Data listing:
• • • •

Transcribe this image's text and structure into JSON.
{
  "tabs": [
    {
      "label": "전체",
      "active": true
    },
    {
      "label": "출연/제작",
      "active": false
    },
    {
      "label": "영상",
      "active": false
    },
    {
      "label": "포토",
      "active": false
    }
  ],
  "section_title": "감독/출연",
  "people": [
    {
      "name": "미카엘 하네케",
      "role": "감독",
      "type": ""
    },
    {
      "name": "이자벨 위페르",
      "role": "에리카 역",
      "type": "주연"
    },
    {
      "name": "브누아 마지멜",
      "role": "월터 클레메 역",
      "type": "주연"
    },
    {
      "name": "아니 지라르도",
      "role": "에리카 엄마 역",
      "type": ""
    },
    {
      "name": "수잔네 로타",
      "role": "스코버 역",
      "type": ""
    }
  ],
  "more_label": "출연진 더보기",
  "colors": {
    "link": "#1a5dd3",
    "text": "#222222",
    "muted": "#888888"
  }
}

• • • •

## [Directions]
Wherever "text" shows up in a line, copy that line.

## [Finished task]
Transcribe this image's text and structure into JSON.
    "text": "#222222",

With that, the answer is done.